SET EXERCISE:
Could you write out the records below exactly as they appear?

(Part of a data file)
## start

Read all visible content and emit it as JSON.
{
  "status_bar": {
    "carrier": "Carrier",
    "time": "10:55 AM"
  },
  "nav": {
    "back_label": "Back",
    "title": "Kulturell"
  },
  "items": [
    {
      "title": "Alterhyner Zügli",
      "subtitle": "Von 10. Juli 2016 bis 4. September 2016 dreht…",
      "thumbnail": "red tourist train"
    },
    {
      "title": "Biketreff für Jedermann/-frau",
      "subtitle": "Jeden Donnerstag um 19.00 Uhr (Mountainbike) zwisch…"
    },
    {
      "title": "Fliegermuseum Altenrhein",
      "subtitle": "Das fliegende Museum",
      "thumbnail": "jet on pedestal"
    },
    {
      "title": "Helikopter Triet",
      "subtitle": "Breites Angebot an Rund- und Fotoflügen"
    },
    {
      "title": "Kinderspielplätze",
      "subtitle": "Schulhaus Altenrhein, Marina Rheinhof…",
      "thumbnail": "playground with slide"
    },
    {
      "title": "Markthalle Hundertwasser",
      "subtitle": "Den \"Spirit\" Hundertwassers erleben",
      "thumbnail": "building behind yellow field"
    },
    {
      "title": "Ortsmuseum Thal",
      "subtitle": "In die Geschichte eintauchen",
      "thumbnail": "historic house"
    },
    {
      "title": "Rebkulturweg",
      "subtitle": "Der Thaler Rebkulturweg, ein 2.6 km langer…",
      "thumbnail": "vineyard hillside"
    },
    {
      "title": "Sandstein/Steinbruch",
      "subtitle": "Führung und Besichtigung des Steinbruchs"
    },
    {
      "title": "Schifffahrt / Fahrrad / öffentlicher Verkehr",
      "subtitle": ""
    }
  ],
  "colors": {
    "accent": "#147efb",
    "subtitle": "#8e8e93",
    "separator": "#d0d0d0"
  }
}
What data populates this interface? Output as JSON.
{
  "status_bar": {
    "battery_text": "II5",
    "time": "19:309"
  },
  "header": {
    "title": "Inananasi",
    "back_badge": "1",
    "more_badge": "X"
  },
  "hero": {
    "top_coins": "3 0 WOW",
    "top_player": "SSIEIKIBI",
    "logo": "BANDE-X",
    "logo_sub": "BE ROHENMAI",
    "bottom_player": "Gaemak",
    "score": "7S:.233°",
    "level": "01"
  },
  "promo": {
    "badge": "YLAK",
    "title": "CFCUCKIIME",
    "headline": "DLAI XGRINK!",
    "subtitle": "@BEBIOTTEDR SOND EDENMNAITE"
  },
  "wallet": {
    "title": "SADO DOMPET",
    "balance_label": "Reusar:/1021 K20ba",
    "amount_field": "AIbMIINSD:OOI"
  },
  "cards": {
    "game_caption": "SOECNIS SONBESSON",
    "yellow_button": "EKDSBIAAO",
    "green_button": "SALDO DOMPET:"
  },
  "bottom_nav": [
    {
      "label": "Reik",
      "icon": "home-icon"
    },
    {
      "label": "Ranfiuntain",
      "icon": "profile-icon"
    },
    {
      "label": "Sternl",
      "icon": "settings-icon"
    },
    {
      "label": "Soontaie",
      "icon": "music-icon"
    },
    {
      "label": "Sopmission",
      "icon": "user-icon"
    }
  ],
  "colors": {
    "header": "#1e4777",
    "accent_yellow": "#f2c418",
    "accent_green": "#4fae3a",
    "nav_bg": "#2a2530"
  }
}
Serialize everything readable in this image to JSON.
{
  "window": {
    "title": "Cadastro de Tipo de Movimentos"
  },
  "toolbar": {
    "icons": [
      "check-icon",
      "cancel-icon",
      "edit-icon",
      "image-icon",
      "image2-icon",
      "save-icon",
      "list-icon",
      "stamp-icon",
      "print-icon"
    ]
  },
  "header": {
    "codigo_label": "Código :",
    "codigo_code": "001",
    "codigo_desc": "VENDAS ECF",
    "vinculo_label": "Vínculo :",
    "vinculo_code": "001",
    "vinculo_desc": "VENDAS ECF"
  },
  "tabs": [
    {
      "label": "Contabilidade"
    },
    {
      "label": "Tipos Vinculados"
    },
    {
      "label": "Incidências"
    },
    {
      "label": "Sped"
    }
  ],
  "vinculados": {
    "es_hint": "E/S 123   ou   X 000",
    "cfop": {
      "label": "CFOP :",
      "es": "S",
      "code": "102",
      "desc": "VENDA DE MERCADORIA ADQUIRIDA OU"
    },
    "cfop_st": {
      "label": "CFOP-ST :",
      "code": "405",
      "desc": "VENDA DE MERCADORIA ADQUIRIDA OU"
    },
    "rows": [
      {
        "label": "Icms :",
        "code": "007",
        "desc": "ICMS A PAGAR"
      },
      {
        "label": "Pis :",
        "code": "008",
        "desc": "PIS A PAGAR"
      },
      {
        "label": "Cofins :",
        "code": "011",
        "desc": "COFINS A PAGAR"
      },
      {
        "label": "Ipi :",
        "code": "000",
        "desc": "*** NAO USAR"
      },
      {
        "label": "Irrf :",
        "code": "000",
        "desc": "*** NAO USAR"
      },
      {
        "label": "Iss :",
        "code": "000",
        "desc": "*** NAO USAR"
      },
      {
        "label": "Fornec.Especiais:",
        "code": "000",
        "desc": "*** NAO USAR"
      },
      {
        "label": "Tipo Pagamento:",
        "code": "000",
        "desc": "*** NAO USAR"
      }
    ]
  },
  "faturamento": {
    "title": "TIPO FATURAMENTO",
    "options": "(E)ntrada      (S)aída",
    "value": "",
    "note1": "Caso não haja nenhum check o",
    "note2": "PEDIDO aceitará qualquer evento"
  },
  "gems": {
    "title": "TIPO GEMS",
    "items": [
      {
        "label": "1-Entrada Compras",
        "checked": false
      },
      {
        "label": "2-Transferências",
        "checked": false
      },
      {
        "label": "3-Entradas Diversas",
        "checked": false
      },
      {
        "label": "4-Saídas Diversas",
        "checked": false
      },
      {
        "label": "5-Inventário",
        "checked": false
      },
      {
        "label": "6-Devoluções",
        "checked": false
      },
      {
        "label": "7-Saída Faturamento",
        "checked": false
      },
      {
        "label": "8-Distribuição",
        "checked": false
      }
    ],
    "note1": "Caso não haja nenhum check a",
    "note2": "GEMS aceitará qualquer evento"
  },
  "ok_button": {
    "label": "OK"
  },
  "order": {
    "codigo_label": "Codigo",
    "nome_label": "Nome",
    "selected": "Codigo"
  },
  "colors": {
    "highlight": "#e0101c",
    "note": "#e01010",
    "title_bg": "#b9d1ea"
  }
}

## end

FULL RESPONSE:
Read all visible content and emit it as JSON.
{
  "status_bar": {
    "carrier": "Carrier",
    "time": "10:55 AM"
  },
  "nav": {
    "back_label": "Back",
    "title": "Kulturell"
  },
  "items": [
    {
      "title": "Alterhyner Zügli",
      "subtitle": "Von 10. Juli 2016 bis 4. September 2016 dreht…",
      "thumbnail": "red tourist train"
    },
    {
      "title": "Biketreff für Jedermann/-frau",
      "subtitle": "Jeden Donnerstag um 19.00 Uhr (Mountainbike) zwisch…"
    },
    {
      "title": "Fliegermuseum Altenrhein",
      "subtitle": "Das fliegende Museum",
      "thumbnail": "jet on pedestal"
    },
    {
      "title": "Helikopter Triet",
      "subtitle": "Breites Angebot an Rund- und Fotoflügen"
    },
    {
      "title": "Kinderspielplätze",
      "subtitle": "Schulhaus Altenrhein, Marina Rheinhof…",
      "thumbnail": "playground with slide"
    },
    {
      "title": "Markthalle Hundertwasser",
      "subtitle": "Den \"Spirit\" Hundertwassers erleben",
      "thumbnail": "building behind yellow field"
    },
    {
      "title": "Ortsmuseum Thal",
      "subtitle": "In die Geschichte eintauchen",
      "thumbnail": "historic house"
    },
    {
      "title": "Rebkulturweg",
      "subtitle": "Der Thaler Rebkulturweg, ein 2.6 km langer…",
      "thumbnail": "vineyard hillside"
    },
    {
      "title": "Sandstein/Steinbruch",
      "subtitle": "Führung und Besichtigung des Steinbruchs"
    },
    {
      "title": "Schifffahrt / Fahrrad / öffentlicher Verkehr",
      "subtitle": ""
    }
  ],
  "colors": {
    "accent": "#147efb",
    "subtitle": "#8e8e93",
    "separator": "#d0d0d0"
  }
}
What data populates this interface? Output as JSON.
{
  "status_bar": {
    "battery_text": "II5",
    "time": "19:309"
  },
  "header": {
    "title": "Inananasi",
    "back_badge": "1",
    "more_badge": "X"
  },
  "hero": {
    "top_coins": "3 0 WOW",
    "top_player": "SSIEIKIBI",
    "logo": "BANDE-X",
    "logo_sub": "BE ROHENMAI",
    "bottom_player": "Gaemak",
    "score": "7S:.233°",
    "level": "01"
  },
  "promo": {
    "badge": "YLAK",
    "title": "CFCUCKIIME",
    "headline": "DLAI XGRINK!",
    "subtitle": "@BEBIOTTEDR SOND EDENMNAITE"
  },
  "wallet": {
    "title": "SADO DOMPET",
    "balance_label": "Reusar:/1021 K20ba",
    "amount_field": "AIbMIINSD:OOI"
  },
  "cards": {
    "game_caption": "SOECNIS SONBESSON",
    "yellow_button": "EKDSBIAAO",
    "green_button": "SALDO DOMPET:"
  },
  "bottom_nav": [
    {
      "label": "Reik",
      "icon": "home-icon"
    },
    {
      "label": "Ranfiuntain",
      "icon": "profile-icon"
    },
    {
      "label": "Sternl",
      "icon": "settings-icon"
    },
    {
      "label": "Soontaie",
      "icon": "music-icon"
    },
    {
      "label": "Sopmission",
      "icon": "user-icon"
    }
  ],
  "colors": {
    "header": "#1e4777",
    "accent_yellow": "#f2c418",
    "accent_green": "#4fae3a",
    "nav_bg": "#2a2530"
  }
}
Serialize everything readable in this image to JSON.
{
  "window": {
    "title": "Cadastro de Tipo de Movimentos"
  },
  "toolbar": {
    "icons": [
      "check-icon",
      "cancel-icon",
      "edit-icon",
      "image-icon",
      "image2-icon",
      "save-icon",
      "list-icon",
      "stamp-icon",
      "print-icon"
    ]
  },
  "header": {
    "codigo_label": "Código :",
    "codigo_code": "001",
    "codigo_desc": "VENDAS ECF",
    "vinculo_label": "Vínculo :",
    "vinculo_code": "001",
    "vinculo_desc": "VENDAS ECF"
  },
  "tabs": [
    {
      "label": "Contabilidade"
    },
    {
      "label": "Tipos Vinculados"
    },
    {
      "label": "Incidências"
    },
    {
      "label": "Sped"
    }
  ],
  "vinculados": {
    "es_hint": "E/S 123   ou   X 000",
    "cfop": {
      "label": "CFOP :",
      "es": "S",
      "code": "102",
      "desc": "VENDA DE MERCADORIA ADQUIRIDA OU"
    },
    "cfop_st": {
      "label": "CFOP-ST :",
      "code": "405",
      "desc": "VENDA DE MERCADORIA ADQUIRIDA OU"
    },
    "rows": [
      {
        "label": "Icms :",
        "code": "007",
        "desc": "ICMS A PAGAR"
      },
      {
        "label": "Pis :",
        "code": "008",
        "desc": "PIS A PAGAR"
      },
      {
        "label": "Cofins :",
        "code": "011",
        "desc": "COFINS A PAGAR"
      },
      {
        "label": "Ipi :",
        "code": "000",
        "desc": "*** NAO USAR"
      },
      {
        "label": "Irrf :",
        "code": "000",
        "desc": "*** NAO USAR"
      },
      {
        "label": "Iss :",
        "code": "000",
        "desc": "*** NAO USAR"
      },
      {
        "label": "Fornec.Especiais:",
        "code": "000",
        "desc": "*** NAO USAR"
      },
      {
        "label": "Tipo Pagamento:",
        "code": "000",
        "desc": "*** NAO USAR"
      }
    ]
  },
  "faturamento": {
    "title": "TIPO FATURAMENTO",
    "options": "(E)ntrada      (S)aída",
    "value": "",
    "note1": "Caso não haja nenhum check o",
    "note2": "PEDIDO aceitará qualquer evento"
  },
  "gems": {
    "title": "TIPO GEMS",
    "items": [
      {
        "label": "1-Entrada Compras",
        "checked": false
      },
      {
        "label": "2-Transferências",
        "checked": false
      },
      {
        "label": "3-Entradas Diversas",
        "checked": false
      },
      {
        "label": "4-Saídas Diversas",
        "checked": false
      },
      {
        "label": "5-Inventário",
        "checked": false
      },
      {
        "label": "6-Devoluções",
        "checked": false
      },
      {
        "label": "7-Saída Faturamento",
        "checked": false
      },
      {
        "label": "8-Distribuição",
        "checked": false
      }
    ],
    "note1": "Caso não haja nenhum check a",
    "note2": "GEMS aceitará qualquer evento"
  },
  "ok_button": {
    "label": "OK"
  },
  "order": {
    "codigo_label": "Codigo",
    "nome_label": "Nome",
    "selected": "Codigo"
  },
  "colors": {
    "highlight": "#e0101c",
    "note": "#e01010",
    "title_bg": "#b9d1ea"
  }
}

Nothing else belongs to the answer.